### [RECORDS SHOWN]
=-=-=-=-=
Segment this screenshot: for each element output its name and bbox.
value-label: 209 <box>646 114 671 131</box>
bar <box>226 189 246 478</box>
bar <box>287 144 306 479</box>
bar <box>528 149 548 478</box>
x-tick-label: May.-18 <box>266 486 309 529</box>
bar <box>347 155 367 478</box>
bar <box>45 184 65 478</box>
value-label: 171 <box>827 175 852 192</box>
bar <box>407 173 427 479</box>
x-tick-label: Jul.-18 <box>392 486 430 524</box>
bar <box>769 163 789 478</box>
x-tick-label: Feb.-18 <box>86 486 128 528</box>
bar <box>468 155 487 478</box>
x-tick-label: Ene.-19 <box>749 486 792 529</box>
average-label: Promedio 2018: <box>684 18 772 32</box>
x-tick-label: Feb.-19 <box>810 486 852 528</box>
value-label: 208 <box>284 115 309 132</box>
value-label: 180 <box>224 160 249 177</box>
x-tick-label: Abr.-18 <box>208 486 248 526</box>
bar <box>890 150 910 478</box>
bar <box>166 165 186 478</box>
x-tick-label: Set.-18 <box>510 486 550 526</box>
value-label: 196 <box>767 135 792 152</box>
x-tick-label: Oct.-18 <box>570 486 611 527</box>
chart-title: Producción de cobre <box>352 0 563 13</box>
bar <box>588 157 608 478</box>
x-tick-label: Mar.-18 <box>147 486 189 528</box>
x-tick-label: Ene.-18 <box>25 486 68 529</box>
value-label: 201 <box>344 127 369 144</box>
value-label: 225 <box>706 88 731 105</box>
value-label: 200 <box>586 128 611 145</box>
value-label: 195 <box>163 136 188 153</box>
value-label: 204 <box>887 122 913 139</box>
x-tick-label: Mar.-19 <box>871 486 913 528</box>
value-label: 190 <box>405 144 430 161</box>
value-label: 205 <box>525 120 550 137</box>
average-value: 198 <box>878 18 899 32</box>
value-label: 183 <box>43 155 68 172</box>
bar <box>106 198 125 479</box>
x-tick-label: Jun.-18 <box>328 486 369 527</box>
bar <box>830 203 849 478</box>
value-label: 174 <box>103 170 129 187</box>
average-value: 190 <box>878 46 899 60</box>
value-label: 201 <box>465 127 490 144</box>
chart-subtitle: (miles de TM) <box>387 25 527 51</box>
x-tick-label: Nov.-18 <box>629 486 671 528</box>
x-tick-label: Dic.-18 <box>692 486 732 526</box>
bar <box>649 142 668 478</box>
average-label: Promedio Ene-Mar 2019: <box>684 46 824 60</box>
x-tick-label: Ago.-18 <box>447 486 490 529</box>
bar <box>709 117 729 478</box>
=-=-=-=-=
### [STATED TASK]
Reproduce every line of the records above verbatim, keeping the original order.

### [RESPONSE TO THE TASK]
Segment this screenshot: for each element output its name and bbox.
value-label: 209 <box>646 114 671 131</box>
bar <box>226 189 246 478</box>
bar <box>287 144 306 479</box>
bar <box>528 149 548 478</box>
x-tick-label: May.-18 <box>266 486 309 529</box>
bar <box>347 155 367 478</box>
bar <box>45 184 65 478</box>
value-label: 171 <box>827 175 852 192</box>
bar <box>407 173 427 479</box>
x-tick-label: Jul.-18 <box>392 486 430 524</box>
bar <box>769 163 789 478</box>
x-tick-label: Feb.-18 <box>86 486 128 528</box>
bar <box>468 155 487 478</box>
x-tick-label: Ene.-19 <box>749 486 792 529</box>
average-label: Promedio 2018: <box>684 18 772 32</box>
x-tick-label: Feb.-19 <box>810 486 852 528</box>
value-label: 208 <box>284 115 309 132</box>
value-label: 180 <box>224 160 249 177</box>
x-tick-label: Abr.-18 <box>208 486 248 526</box>
bar <box>890 150 910 478</box>
bar <box>166 165 186 478</box>
x-tick-label: Set.-18 <box>510 486 550 526</box>
value-label: 196 <box>767 135 792 152</box>
x-tick-label: Oct.-18 <box>570 486 611 527</box>
chart-title: Producción de cobre <box>352 0 563 13</box>
bar <box>588 157 608 478</box>
x-tick-label: Mar.-18 <box>147 486 189 528</box>
x-tick-label: Ene.-18 <box>25 486 68 529</box>
value-label: 201 <box>344 127 369 144</box>
value-label: 225 <box>706 88 731 105</box>
value-label: 200 <box>586 128 611 145</box>
value-label: 195 <box>163 136 188 153</box>
value-label: 204 <box>887 122 913 139</box>
x-tick-label: Mar.-19 <box>871 486 913 528</box>
value-label: 190 <box>405 144 430 161</box>
value-label: 205 <box>525 120 550 137</box>
average-value: 198 <box>878 18 899 32</box>
value-label: 183 <box>43 155 68 172</box>
bar <box>106 198 125 479</box>
x-tick-label: Jun.-18 <box>328 486 369 527</box>
bar <box>830 203 849 478</box>
value-label: 174 <box>103 170 129 187</box>
average-value: 190 <box>878 46 899 60</box>
value-label: 201 <box>465 127 490 144</box>
chart-subtitle: (miles de TM) <box>387 25 527 51</box>
x-tick-label: Nov.-18 <box>629 486 671 528</box>
x-tick-label: Dic.-18 <box>692 486 732 526</box>
bar <box>649 142 668 478</box>
average-label: Promedio Ene-Mar 2019: <box>684 46 824 60</box>
x-tick-label: Ago.-18 <box>447 486 490 529</box>
bar <box>709 117 729 478</box>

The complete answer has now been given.